#### [Dataset extract]
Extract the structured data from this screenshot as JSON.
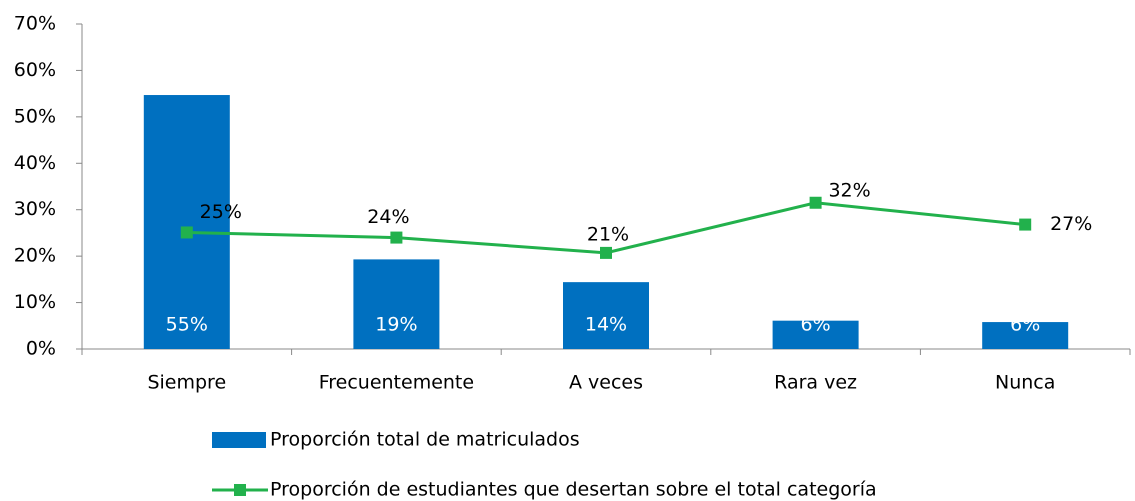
{
  "chart_data": {
    "type": "bar-line",
    "categories": [
      "Siempre",
      "Frecuentemente",
      "A veces",
      "Rara vez",
      "Nunca"
    ],
    "series": [
      {
        "name": "Proporción total de matriculados",
        "type": "bar",
        "color": "#0070c0",
        "values": [
          54.7,
          19.3,
          14.4,
          6.1,
          5.8
        ],
        "value_labels": [
          "55%",
          "19%",
          "14%",
          "6%",
          "6%"
        ]
      },
      {
        "name": "Proporción de estudiantes que desertan sobre el total categoría",
        "type": "line",
        "color": "#22b14c",
        "values": [
          25.1,
          24,
          20.7,
          31.5,
          26.8
        ],
        "value_labels": [
          "25%",
          "24%",
          "21%",
          "32%",
          "27%"
        ]
      }
    ],
    "ylim": [
      0,
      70
    ],
    "yticks": [
      {
        "value": 0,
        "label": "0%"
      },
      {
        "value": 10,
        "label": "10%"
      },
      {
        "value": 20,
        "label": "20%"
      },
      {
        "value": 30,
        "label": "30%"
      },
      {
        "value": 40,
        "label": "40%"
      },
      {
        "value": 50,
        "label": "50%"
      },
      {
        "value": 60,
        "label": "60%"
      },
      {
        "value": 70,
        "label": "70%"
      }
    ],
    "grid": false,
    "legend": "bottom"
  }
}
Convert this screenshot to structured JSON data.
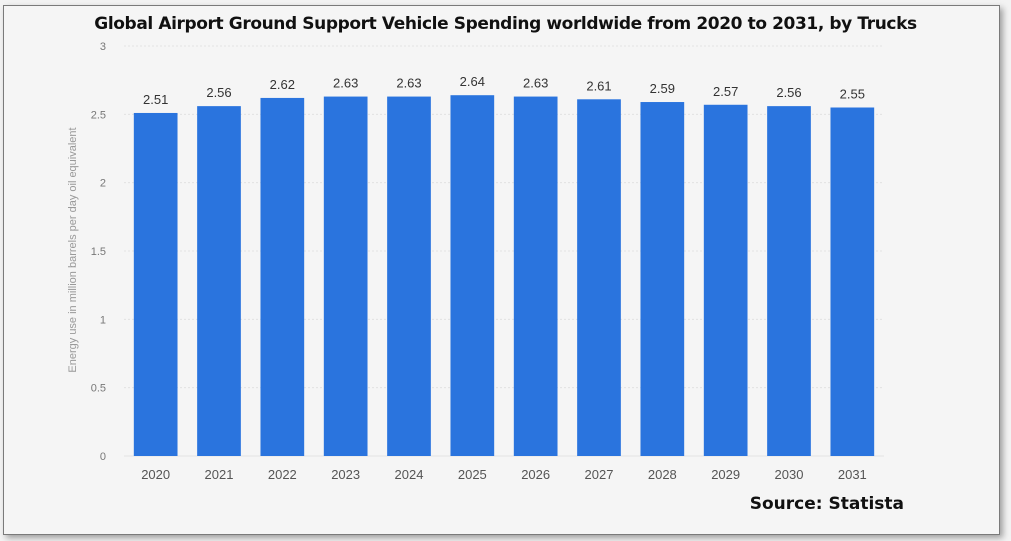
{
  "chart_data": {
    "type": "bar",
    "title": "Global Airport Ground Support Vehicle Spending worldwide from 2020 to 2031, by Trucks",
    "xlabel": "",
    "ylabel": "Energy use in million barrels per day oil equivalent",
    "categories": [
      "2020",
      "2021",
      "2022",
      "2023",
      "2024",
      "2025",
      "2026",
      "2027",
      "2028",
      "2029",
      "2030",
      "2031"
    ],
    "values": [
      2.51,
      2.56,
      2.62,
      2.63,
      2.63,
      2.64,
      2.63,
      2.61,
      2.59,
      2.57,
      2.56,
      2.55
    ],
    "value_labels": [
      "2.51",
      "2.56",
      "2.62",
      "2.63",
      "2.63",
      "2.64",
      "2.63",
      "2.61",
      "2.59",
      "2.57",
      "2.56",
      "2.55"
    ],
    "ylim": [
      0,
      3
    ],
    "yticks": [
      "0",
      "0.5",
      "1",
      "1.5",
      "2",
      "2.5",
      "3"
    ],
    "grid": true,
    "bar_color": "#2a74de",
    "source": "Source: Statista"
  }
}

#### [Description of the task]
Give all the lines above again, character for character, without pictures.

#### [Result]
Extract the structured data from this screenshot as JSON.
{
  "chart_data": {
    "type": "bar-line",
    "categories": [
      "Siempre",
      "Frecuentemente",
      "A veces",
      "Rara vez",
      "Nunca"
    ],
    "series": [
      {
        "name": "Proporción total de matriculados",
        "type": "bar",
        "color": "#0070c0",
        "values": [
          54.7,
          19.3,
          14.4,
          6.1,
          5.8
        ],
        "value_labels": [
          "55%",
          "19%",
          "14%",
          "6%",
          "6%"
        ]
      },
      {
        "name": "Proporción de estudiantes que desertan sobre el total categoría",
        "type": "line",
        "color": "#22b14c",
        "values": [
          25.1,
          24,
          20.7,
          31.5,
          26.8
        ],
        "value_labels": [
          "25%",
          "24%",
          "21%",
          "32%",
          "27%"
        ]
      }
    ],
    "ylim": [
      0,
      70
    ],
    "yticks": [
      {
        "value": 0,
        "label": "0%"
      },
      {
        "value": 10,
        "label": "10%"
      },
      {
        "value": 20,
        "label": "20%"
      },
      {
        "value": 30,
        "label": "30%"
      },
      {
        "value": 40,
        "label": "40%"
      },
      {
        "value": 50,
        "label": "50%"
      },
      {
        "value": 60,
        "label": "60%"
      },
      {
        "value": 70,
        "label": "70%"
      }
    ],
    "grid": false,
    "legend": "bottom"
  }
}
Convert this screenshot to structured JSON data.
{
  "chart_data": {
    "type": "bar",
    "title": "Global Airport Ground Support Vehicle Spending worldwide from 2020 to 2031, by Trucks",
    "xlabel": "",
    "ylabel": "Energy use in million barrels per day oil equivalent",
    "categories": [
      "2020",
      "2021",
      "2022",
      "2023",
      "2024",
      "2025",
      "2026",
      "2027",
      "2028",
      "2029",
      "2030",
      "2031"
    ],
    "values": [
      2.51,
      2.56,
      2.62,
      2.63,
      2.63,
      2.64,
      2.63,
      2.61,
      2.59,
      2.57,
      2.56,
      2.55
    ],
    "value_labels": [
      "2.51",
      "2.56",
      "2.62",
      "2.63",
      "2.63",
      "2.64",
      "2.63",
      "2.61",
      "2.59",
      "2.57",
      "2.56",
      "2.55"
    ],
    "ylim": [
      0,
      3
    ],
    "yticks": [
      "0",
      "0.5",
      "1",
      "1.5",
      "2",
      "2.5",
      "3"
    ],
    "grid": true,
    "bar_color": "#2a74de",
    "source": "Source: Statista"
  }
}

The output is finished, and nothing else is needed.